Dataset entries on figures
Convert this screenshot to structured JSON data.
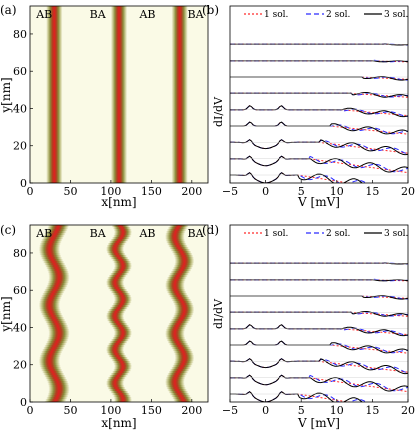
{
  "panels": {
    "a": {
      "label": "(a)",
      "xlabel": "x[nm]",
      "ylabel": "y[nm]",
      "xticks": [
        "0",
        "50",
        "100",
        "150",
        "200"
      ],
      "yticks": [
        "0",
        "20",
        "40",
        "60",
        "80"
      ],
      "region_labels": [
        "AB",
        "BA",
        "AB",
        "BA"
      ]
    },
    "b": {
      "label": "(b)",
      "ylabel": "dI/dV",
      "xlabel": "V [mV]",
      "xticks": [
        "−5",
        "0",
        "5",
        "10",
        "15",
        "20"
      ],
      "legend": [
        "1 sol.",
        "2 sol.",
        "3 sol."
      ]
    },
    "c": {
      "label": "(c)",
      "xlabel": "x[nm]",
      "ylabel": "y[nm]",
      "xticks": [
        "0",
        "50",
        "100",
        "150",
        "200"
      ],
      "yticks": [
        "0",
        "20",
        "40",
        "60",
        "80"
      ],
      "region_labels": [
        "AB",
        "BA",
        "AB",
        "BA"
      ]
    },
    "d": {
      "label": "(d)",
      "ylabel": "dI/dV",
      "xlabel": "V [mV]",
      "xticks": [
        "−5",
        "0",
        "5",
        "10",
        "15",
        "20"
      ],
      "legend": [
        "1 sol.",
        "2 sol.",
        "3 sol."
      ]
    }
  },
  "colors": {
    "background": "#fafae6",
    "soliton_core": "#d42020",
    "soliton_edge": "#8a8a3a",
    "sol1": "#ff2a2a",
    "sol2": "#2a2aff",
    "sol3": "#000000"
  },
  "chart_data": [
    {
      "type": "heatmap",
      "title": "",
      "xlabel": "x[nm]",
      "ylabel": "y[nm]",
      "xlim": [
        0,
        220
      ],
      "ylim": [
        0,
        95
      ],
      "soliton_centers_nm": [
        30,
        110,
        185
      ],
      "shape": "straight"
    },
    {
      "type": "line",
      "title": "",
      "xlabel": "V [mV]",
      "ylabel": "dI/dV",
      "xlim": [
        -5,
        20
      ],
      "series": [
        {
          "name": "1 sol."
        },
        {
          "name": "2 sol."
        },
        {
          "name": "3 sol."
        }
      ],
      "curves": 9
    },
    {
      "type": "heatmap",
      "title": "",
      "xlabel": "x[nm]",
      "ylabel": "y[nm]",
      "xlim": [
        0,
        220
      ],
      "ylim": [
        0,
        95
      ],
      "soliton_centers_nm": [
        30,
        110,
        185
      ],
      "shape": "wavy"
    },
    {
      "type": "line",
      "title": "",
      "xlabel": "V [mV]",
      "ylabel": "dI/dV",
      "xlim": [
        -5,
        20
      ],
      "series": [
        {
          "name": "1 sol."
        },
        {
          "name": "2 sol."
        },
        {
          "name": "3 sol."
        }
      ],
      "curves": 9
    }
  ]
}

> _SHORT TASK_
Pictures stay out; reproduce every line of the records exactly.

> _WORKED ANSWER_
Convert this screenshot to structured JSON data.
{
  "panels": {
    "a": {
      "label": "(a)",
      "xlabel": "x[nm]",
      "ylabel": "y[nm]",
      "xticks": [
        "0",
        "50",
        "100",
        "150",
        "200"
      ],
      "yticks": [
        "0",
        "20",
        "40",
        "60",
        "80"
      ],
      "region_labels": [
        "AB",
        "BA",
        "AB",
        "BA"
      ]
    },
    "b": {
      "label": "(b)",
      "ylabel": "dI/dV",
      "xlabel": "V [mV]",
      "xticks": [
        "−5",
        "0",
        "5",
        "10",
        "15",
        "20"
      ],
      "legend": [
        "1 sol.",
        "2 sol.",
        "3 sol."
      ]
    },
    "c": {
      "label": "(c)",
      "xlabel": "x[nm]",
      "ylabel": "y[nm]",
      "xticks": [
        "0",
        "50",
        "100",
        "150",
        "200"
      ],
      "yticks": [
        "0",
        "20",
        "40",
        "60",
        "80"
      ],
      "region_labels": [
        "AB",
        "BA",
        "AB",
        "BA"
      ]
    },
    "d": {
      "label": "(d)",
      "ylabel": "dI/dV",
      "xlabel": "V [mV]",
      "xticks": [
        "−5",
        "0",
        "5",
        "10",
        "15",
        "20"
      ],
      "legend": [
        "1 sol.",
        "2 sol.",
        "3 sol."
      ]
    }
  },
  "colors": {
    "background": "#fafae6",
    "soliton_core": "#d42020",
    "soliton_edge": "#8a8a3a",
    "sol1": "#ff2a2a",
    "sol2": "#2a2aff",
    "sol3": "#000000"
  },
  "chart_data": [
    {
      "type": "heatmap",
      "title": "",
      "xlabel": "x[nm]",
      "ylabel": "y[nm]",
      "xlim": [
        0,
        220
      ],
      "ylim": [
        0,
        95
      ],
      "soliton_centers_nm": [
        30,
        110,
        185
      ],
      "shape": "straight"
    },
    {
      "type": "line",
      "title": "",
      "xlabel": "V [mV]",
      "ylabel": "dI/dV",
      "xlim": [
        -5,
        20
      ],
      "series": [
        {
          "name": "1 sol."
        },
        {
          "name": "2 sol."
        },
        {
          "name": "3 sol."
        }
      ],
      "curves": 9
    },
    {
      "type": "heatmap",
      "title": "",
      "xlabel": "x[nm]",
      "ylabel": "y[nm]",
      "xlim": [
        0,
        220
      ],
      "ylim": [
        0,
        95
      ],
      "soliton_centers_nm": [
        30,
        110,
        185
      ],
      "shape": "wavy"
    },
    {
      "type": "line",
      "title": "",
      "xlabel": "V [mV]",
      "ylabel": "dI/dV",
      "xlim": [
        -5,
        20
      ],
      "series": [
        {
          "name": "1 sol."
        },
        {
          "name": "2 sol."
        },
        {
          "name": "3 sol."
        }
      ],
      "curves": 9
    }
  ]
}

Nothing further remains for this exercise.